[Extracted records]
——————
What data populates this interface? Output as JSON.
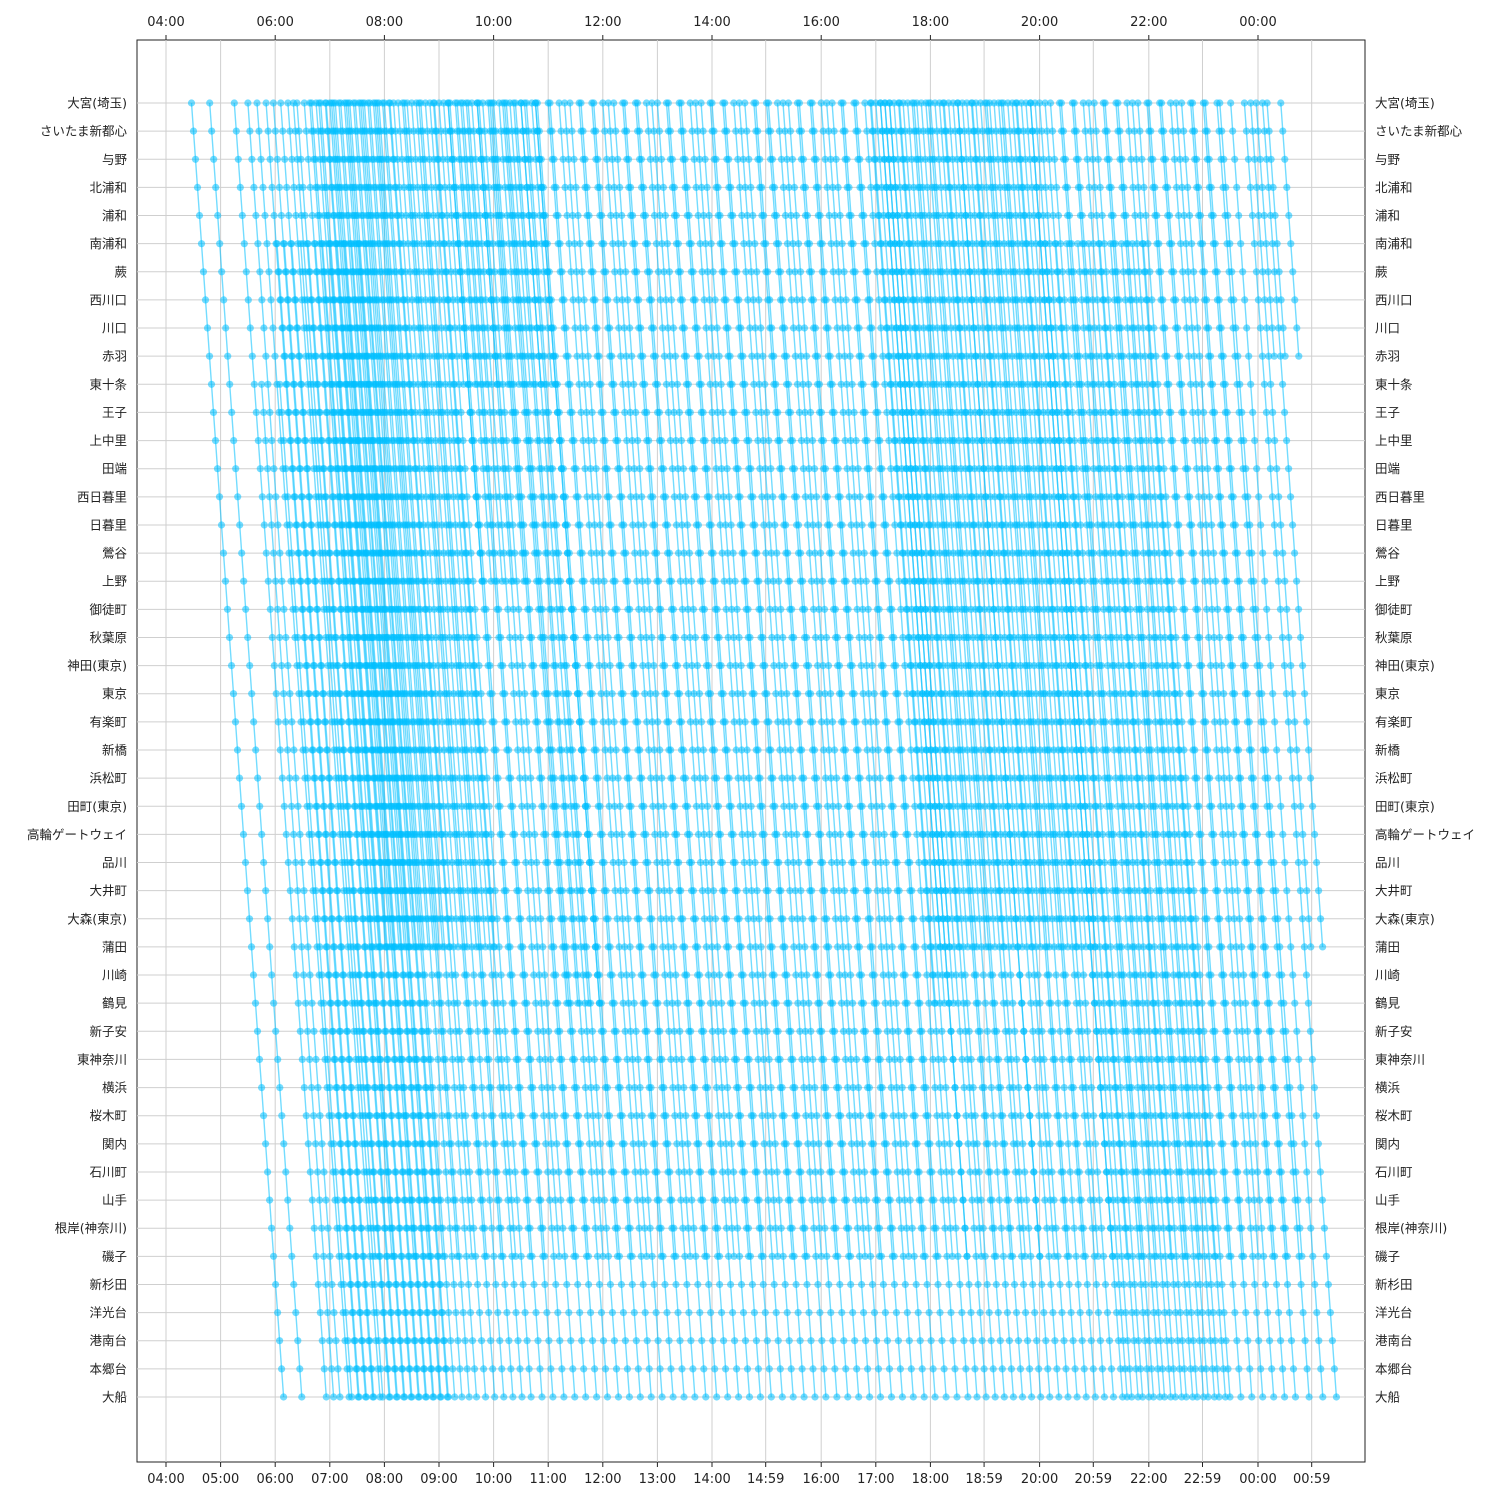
{
  "chart_data": {
    "type": "line",
    "title": "",
    "xlabel": "",
    "ylabel": "",
    "grid": true,
    "line_color": "#00BFFF",
    "x_range": [
      "04:00",
      "01:12"
    ],
    "x_ticks_top": [
      "04:00",
      "06:00",
      "08:00",
      "10:00",
      "12:00",
      "14:00",
      "16:00",
      "18:00",
      "20:00",
      "22:00",
      "00:00"
    ],
    "x_ticks_bottom": [
      "04:00",
      "05:00",
      "06:00",
      "07:00",
      "08:00",
      "09:00",
      "10:00",
      "11:00",
      "12:00",
      "13:00",
      "14:00",
      "14:59",
      "16:00",
      "17:00",
      "18:00",
      "18:59",
      "20:00",
      "20:59",
      "22:00",
      "22:59",
      "00:00",
      "00:59"
    ],
    "stations": [
      "大宮(埼玉)",
      "さいたま新都心",
      "与野",
      "北浦和",
      "浦和",
      "南浦和",
      "蕨",
      "西川口",
      "川口",
      "赤羽",
      "東十条",
      "王子",
      "上中里",
      "田端",
      "西日暮里",
      "日暮里",
      "鶯谷",
      "上野",
      "御徒町",
      "秋葉原",
      "神田(東京)",
      "東京",
      "有楽町",
      "新橋",
      "浜松町",
      "田町(東京)",
      "高輪ゲートウェイ",
      "品川",
      "大井町",
      "大森(東京)",
      "蒲田",
      "川崎",
      "鶴見",
      "新子安",
      "東神奈川",
      "横浜",
      "桜木町",
      "関内",
      "石川町",
      "山手",
      "根岸(神奈川)",
      "磯子",
      "新杉田",
      "洋光台",
      "港南台",
      "本郷台",
      "大船"
    ],
    "series": [
      {
        "from": "大宮(埼玉)",
        "to": "大船",
        "departures": [
          "04:28",
          "04:48",
          "05:15",
          "05:30",
          "05:40",
          "05:50",
          "05:58",
          "06:06",
          "06:14",
          "06:24",
          "06:32",
          "06:40",
          "06:48",
          "06:56",
          "07:04",
          "07:12",
          "07:20",
          "07:28",
          "07:36",
          "07:44",
          "07:52",
          "08:00",
          "08:10",
          "08:20",
          "08:30",
          "08:40",
          "08:50",
          "09:00",
          "09:12",
          "09:24",
          "09:36",
          "09:48",
          "10:00",
          "10:12",
          "10:24",
          "10:36",
          "10:48",
          "11:00",
          "11:12",
          "11:24",
          "11:36",
          "11:48",
          "12:00",
          "12:12",
          "12:24",
          "12:36",
          "12:48",
          "13:00",
          "13:12",
          "13:24",
          "13:36",
          "13:48",
          "14:00",
          "14:12",
          "14:24",
          "14:36",
          "14:48",
          "15:00",
          "15:12",
          "15:24",
          "15:36",
          "15:48",
          "16:00",
          "16:12",
          "16:24",
          "16:36",
          "16:48",
          "17:00",
          "17:10",
          "17:20",
          "17:30",
          "17:40",
          "17:50",
          "18:00",
          "18:10",
          "18:20",
          "18:30",
          "18:40",
          "18:50",
          "19:00",
          "19:10",
          "19:20",
          "19:30",
          "19:40",
          "19:50",
          "20:00",
          "20:12",
          "20:24",
          "20:36",
          "20:48",
          "21:00",
          "21:12",
          "21:24",
          "21:36",
          "21:48",
          "22:00",
          "22:12",
          "22:24",
          "22:36",
          "22:48",
          "23:00",
          "23:15",
          "23:30",
          "23:45"
        ]
      },
      {
        "from": "大宮(埼玉)",
        "to": "蒲田",
        "departures": [
          "06:45",
          "06:50",
          "06:55",
          "07:00",
          "07:06",
          "07:10",
          "07:16",
          "07:22",
          "07:26",
          "07:32",
          "07:38",
          "07:42",
          "07:48",
          "07:54",
          "07:58",
          "08:05",
          "08:15",
          "08:25",
          "08:35",
          "08:45",
          "08:55",
          "17:05",
          "17:15",
          "17:25",
          "17:35",
          "17:45",
          "17:55",
          "18:05",
          "18:15",
          "18:25",
          "18:35",
          "18:45",
          "18:55",
          "19:05",
          "19:15",
          "19:25",
          "19:35",
          "19:45",
          "19:55",
          "23:52",
          "00:05"
        ]
      },
      {
        "from": "大宮(埼玉)",
        "to": "赤羽",
        "departures": [
          "23:58",
          "00:10",
          "00:25"
        ]
      },
      {
        "from": "大宮(埼玉)",
        "to": "東十条",
        "departures": [
          "09:05",
          "09:18",
          "09:30",
          "09:42",
          "09:54",
          "10:06",
          "10:18",
          "10:30",
          "10:42"
        ]
      },
      {
        "from": "南浦和",
        "to": "大船",
        "departures": [
          "06:02",
          "06:10",
          "06:18",
          "06:28",
          "06:36",
          "06:44",
          "06:52",
          "07:00",
          "07:08",
          "07:16",
          "07:24",
          "07:32",
          "07:40",
          "20:06",
          "20:18",
          "20:30",
          "20:42",
          "20:54",
          "21:06",
          "21:18",
          "21:30",
          "21:42",
          "21:54"
        ]
      },
      {
        "from": "東十条",
        "to": "大船",
        "departures": [
          "05:45",
          "06:05"
        ]
      },
      {
        "from": "大宮(埼玉)",
        "to": "鶴見",
        "departures": [
          "10:10",
          "10:22",
          "10:34",
          "10:46",
          "16:55",
          "17:05",
          "17:15"
        ]
      },
      {
        "from": "大宮(埼玉)",
        "to": "上野",
        "departures": [
          "09:10",
          "09:20",
          "09:32",
          "09:44",
          "09:56"
        ]
      },
      {
        "from": "大宮(埼玉)",
        "to": "磯子",
        "departures": [
          "06:20",
          "06:38",
          "07:02",
          "07:18",
          "07:34",
          "07:50",
          "08:06",
          "08:22",
          "08:38",
          "08:54",
          "09:10",
          "09:26",
          "09:42",
          "09:58",
          "10:14",
          "10:30",
          "10:46",
          "11:02",
          "11:18",
          "11:34",
          "11:50",
          "12:06",
          "12:22",
          "12:38",
          "12:54",
          "13:10",
          "13:26",
          "13:42",
          "13:58",
          "14:14",
          "14:30",
          "14:46",
          "15:02",
          "15:18",
          "15:34",
          "15:50",
          "16:06",
          "16:22",
          "16:38",
          "16:54",
          "17:10",
          "17:26",
          "17:42",
          "17:58",
          "18:14",
          "18:30",
          "18:46",
          "19:02",
          "19:18",
          "19:34",
          "19:50",
          "20:06",
          "20:22",
          "20:38",
          "20:54",
          "21:10",
          "21:26",
          "21:42",
          "21:58",
          "22:14",
          "22:30",
          "22:46",
          "23:02",
          "23:18"
        ]
      }
    ]
  }
}
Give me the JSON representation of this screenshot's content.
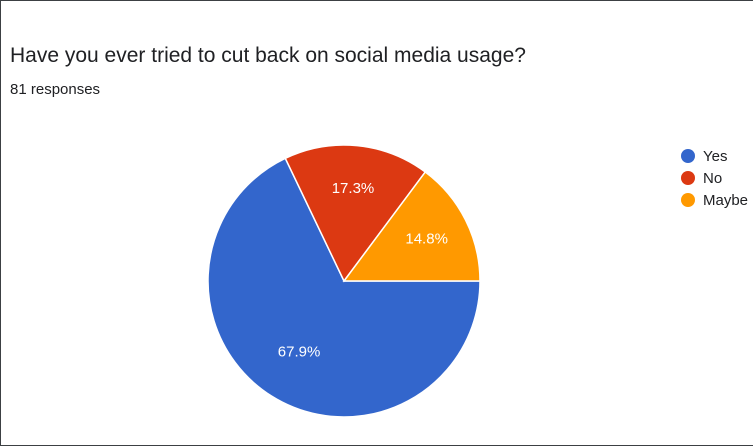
{
  "chart_data": {
    "type": "pie",
    "title": "Have you ever tried to cut back on social media usage?",
    "subtitle": "81 responses",
    "slices": [
      {
        "label": "Yes",
        "value": 67.9,
        "value_label": "67.9%",
        "color": "#3366cc"
      },
      {
        "label": "No",
        "value": 17.3,
        "value_label": "17.3%",
        "color": "#dc3912"
      },
      {
        "label": "Maybe",
        "value": 14.8,
        "value_label": "14.8%",
        "color": "#ff9900"
      }
    ],
    "legend_position": "right"
  }
}
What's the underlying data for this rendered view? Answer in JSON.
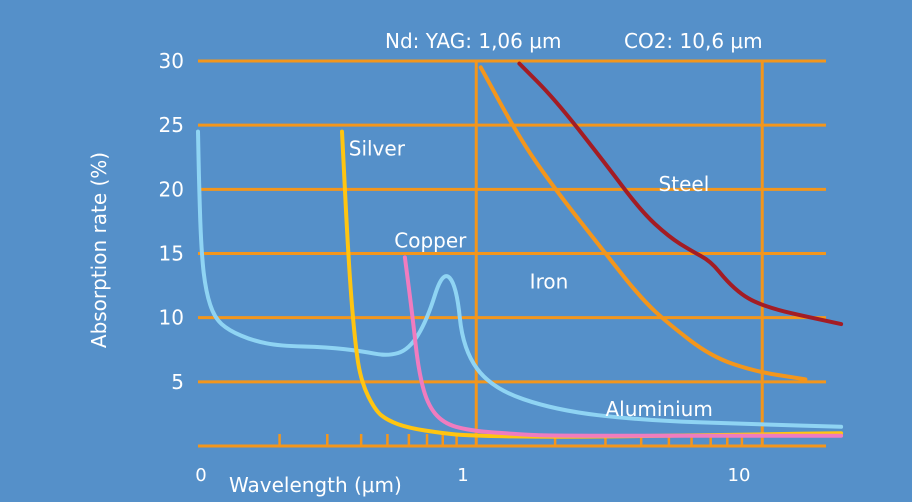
{
  "chart_data": {
    "type": "line",
    "title": "",
    "xlabel": "Wavelength (μm)",
    "ylabel": "Absorption rate (%)",
    "xscale": "log",
    "xlim": [
      0.1,
      20
    ],
    "ylim": [
      0,
      30
    ],
    "grid": true,
    "x_tick_labels": [
      {
        "x": 0.1,
        "label": "0"
      },
      {
        "x": 1,
        "label": "1"
      },
      {
        "x": 10,
        "label": "10"
      }
    ],
    "y_ticks": [
      5,
      10,
      15,
      20,
      25,
      30
    ],
    "minor_x_ticks": [
      0.2,
      0.3,
      0.4,
      0.5,
      0.6,
      0.7,
      0.8,
      0.9,
      2,
      3,
      4,
      5,
      6,
      7,
      8,
      9
    ],
    "reference_lines": [
      {
        "x": 1.06,
        "label": "Nd: YAG: 1,06 μm"
      },
      {
        "x": 10.6,
        "label": "CO2: 10,6 μm"
      }
    ],
    "series": [
      {
        "name": "Aluminium",
        "color": "#8fd4f3",
        "points": [
          [
            0.1,
            24.5
          ],
          [
            0.101,
            20.0
          ],
          [
            0.103,
            15.0
          ],
          [
            0.107,
            12.0
          ],
          [
            0.115,
            10.0
          ],
          [
            0.13,
            9.0
          ],
          [
            0.16,
            8.2
          ],
          [
            0.2,
            7.8
          ],
          [
            0.3,
            7.7
          ],
          [
            0.4,
            7.4
          ],
          [
            0.5,
            7.0
          ],
          [
            0.6,
            7.5
          ],
          [
            0.7,
            9.8
          ],
          [
            0.8,
            13.7
          ],
          [
            0.9,
            12.5
          ],
          [
            0.95,
            7.5
          ],
          [
            1.2,
            4.5
          ],
          [
            2,
            2.8
          ],
          [
            4,
            2.0
          ],
          [
            10,
            1.7
          ],
          [
            20,
            1.5
          ]
        ]
      },
      {
        "name": "Silver",
        "color": "#ffc511",
        "points": [
          [
            0.34,
            24.5
          ],
          [
            0.36,
            14.0
          ],
          [
            0.38,
            8.0
          ],
          [
            0.4,
            5.0
          ],
          [
            0.45,
            2.8
          ],
          [
            0.5,
            2.0
          ],
          [
            0.6,
            1.4
          ],
          [
            0.8,
            1.0
          ],
          [
            1,
            0.8
          ],
          [
            2,
            0.7
          ],
          [
            5,
            0.8
          ],
          [
            10,
            0.9
          ],
          [
            20,
            1.0
          ]
        ]
      },
      {
        "name": "Copper",
        "color": "#f07cbf",
        "points": [
          [
            0.58,
            14.7
          ],
          [
            0.62,
            10.0
          ],
          [
            0.65,
            6.0
          ],
          [
            0.7,
            3.3
          ],
          [
            0.8,
            1.8
          ],
          [
            1,
            1.2
          ],
          [
            1.5,
            0.9
          ],
          [
            2,
            0.8
          ],
          [
            5,
            0.8
          ],
          [
            10,
            0.8
          ],
          [
            20,
            0.8
          ]
        ]
      },
      {
        "name": "Iron",
        "color": "#f3961c",
        "points": [
          [
            1.1,
            29.5
          ],
          [
            1.5,
            24.0
          ],
          [
            2,
            20.0
          ],
          [
            3,
            15.0
          ],
          [
            4,
            11.5
          ],
          [
            5,
            9.5
          ],
          [
            7,
            7.0
          ],
          [
            10,
            5.8
          ],
          [
            15,
            5.2
          ]
        ]
      },
      {
        "name": "Steel",
        "color": "#a31c24",
        "points": [
          [
            1.5,
            29.8
          ],
          [
            2,
            27.0
          ],
          [
            3,
            22.0
          ],
          [
            4,
            18.3
          ],
          [
            5,
            16.3
          ],
          [
            6,
            15.2
          ],
          [
            7,
            14.4
          ],
          [
            8,
            12.8
          ],
          [
            9,
            11.8
          ],
          [
            10,
            11.2
          ],
          [
            12,
            10.6
          ],
          [
            15,
            10.1
          ],
          [
            20,
            9.5
          ]
        ]
      }
    ],
    "annotations": [
      {
        "text": "Silver",
        "x": 0.36,
        "y": 23.2
      },
      {
        "text": "Copper",
        "x": 0.53,
        "y": 16.0
      },
      {
        "text": "Iron",
        "x": 1.63,
        "y": 12.8
      },
      {
        "text": "Steel",
        "x": 4.6,
        "y": 20.4
      },
      {
        "text": "Aluminium",
        "x": 3.0,
        "y": 2.9
      }
    ]
  },
  "colors": {
    "background": "#5590c9",
    "grid": "#f3961c",
    "text": "#ffffff"
  }
}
——————
**EXERCISE DESCRIPTION**
Find the lines above holding the word "JSON" and show them.

**CORRECT ANSWER**
What data populates this interface? Output as JSON.
Give me the JSON representation of this screenshot's content.
What's the underlying data for this rendered view? Answer in JSON.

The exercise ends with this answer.